DOCUMENT EXTRACT:
Start of Block
Wednesday, March 12, 2014

This Week in DVD and Instant Watching

The Book Thief: You know, as an avid reader and longtime lover of books, I find it reprehensible that anyone would steal books. What kind of despicable human being would do that? What? The movie is about what?

Oh. Never mind!

Out of the Furnace: There should be more films set in Western PA steel country. And they should all find cameos for former Pittsburgh Steelers. This one doesn't have the charm of, say, a Kevin Greene cameo, but it looks like an intense, gritty drama. And really, how can you go wrong with Christian Bale, who is Mr. Intensity; and Casey Affleck, who clearly learned about adversity while growing up as Ben Affleck's brother?

The thing that gets me, though, is the presence of Woody Harrelson as some kind of menacing figure. Come on, who is ever going to accept Woody from Cheers is something dark and intense as this? Why not throw in Wooderson while you're at it? LOL

Inside Llewyn Davis: I know we're all supposed to love the Coen brothers, but there's just something about this movie that feels off-putting to me. Plus I must admit I want to see it even less after being irritated by having to look up how to spell "Llewyn" just now.
End of Block
REQUIRED ACTION A: In the DVD roundup, swap "steel country" for "coal country" and give the passage again, starting at "This Week in" and ending at "Ben Affleck's brother?".
REQUIRED ACTION B: Which actor does the DVD roundup call "Mr. Intensity"?
The records below come from a separate source and are unrelated to the DVD roundup.

EXTRACTED INFORMATION:
Start of Block
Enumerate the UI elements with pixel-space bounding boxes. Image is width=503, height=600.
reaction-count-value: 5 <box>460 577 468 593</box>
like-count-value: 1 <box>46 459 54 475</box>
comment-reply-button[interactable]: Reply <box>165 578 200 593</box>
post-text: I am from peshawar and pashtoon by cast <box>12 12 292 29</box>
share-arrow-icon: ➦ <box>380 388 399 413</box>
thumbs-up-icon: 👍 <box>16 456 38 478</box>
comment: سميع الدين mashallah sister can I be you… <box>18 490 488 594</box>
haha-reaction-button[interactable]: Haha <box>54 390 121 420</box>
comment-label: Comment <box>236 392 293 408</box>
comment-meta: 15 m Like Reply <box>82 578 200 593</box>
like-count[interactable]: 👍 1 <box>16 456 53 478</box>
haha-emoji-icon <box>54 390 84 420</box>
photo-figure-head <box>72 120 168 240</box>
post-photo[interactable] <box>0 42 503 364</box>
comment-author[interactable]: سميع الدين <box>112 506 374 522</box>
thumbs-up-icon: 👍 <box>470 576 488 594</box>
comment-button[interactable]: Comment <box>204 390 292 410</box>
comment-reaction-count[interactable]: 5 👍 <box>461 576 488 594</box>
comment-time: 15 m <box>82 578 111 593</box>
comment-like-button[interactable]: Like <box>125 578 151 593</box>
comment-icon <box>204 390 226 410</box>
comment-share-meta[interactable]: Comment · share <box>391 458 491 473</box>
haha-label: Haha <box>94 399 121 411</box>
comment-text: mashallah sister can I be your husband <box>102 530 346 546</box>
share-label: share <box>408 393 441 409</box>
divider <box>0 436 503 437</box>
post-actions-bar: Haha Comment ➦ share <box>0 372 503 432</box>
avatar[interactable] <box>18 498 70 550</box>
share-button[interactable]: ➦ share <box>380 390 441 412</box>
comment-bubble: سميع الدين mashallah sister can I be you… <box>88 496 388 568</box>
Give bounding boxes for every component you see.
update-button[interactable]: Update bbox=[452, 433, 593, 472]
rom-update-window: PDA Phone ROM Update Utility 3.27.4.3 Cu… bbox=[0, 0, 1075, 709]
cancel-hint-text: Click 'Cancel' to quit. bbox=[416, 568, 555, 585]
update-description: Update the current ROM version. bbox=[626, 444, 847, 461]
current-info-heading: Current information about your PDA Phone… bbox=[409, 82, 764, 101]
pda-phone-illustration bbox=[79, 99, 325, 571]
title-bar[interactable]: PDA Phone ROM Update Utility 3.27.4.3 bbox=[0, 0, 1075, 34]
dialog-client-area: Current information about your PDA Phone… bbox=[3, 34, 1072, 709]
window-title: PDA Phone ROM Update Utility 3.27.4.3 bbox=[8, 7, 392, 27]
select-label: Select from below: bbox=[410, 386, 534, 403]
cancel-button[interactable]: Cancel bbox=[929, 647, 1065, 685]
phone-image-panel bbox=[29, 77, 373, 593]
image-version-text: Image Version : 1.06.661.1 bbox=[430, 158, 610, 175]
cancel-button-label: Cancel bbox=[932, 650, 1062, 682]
End of Block
PROBLEM SOLUTION A:
This Week in DVD and Instant Watching

The Book Thief: You know, as an avid reader and longtime lover of books, I find it reprehensible that anyone would steal books. What kind of despicable human being would do that? What? The movie is about what?

Oh. Never mind!

Out of the Furnace: There should be more films set in Western PA coal country. And they should all find cameos for former Pittsburgh Steelers. This one doesn't have the charm of, say, a Kevin Greene cameo, but it looks like an intense, gritty drama. And really, how can you go wrong with Christian Bale, who is Mr. Intensity; and Casey Affleck, who clearly learned about adversity while growing up as Ben Affleck's brother?

PROBLEM SOLUTION B: Christian Bale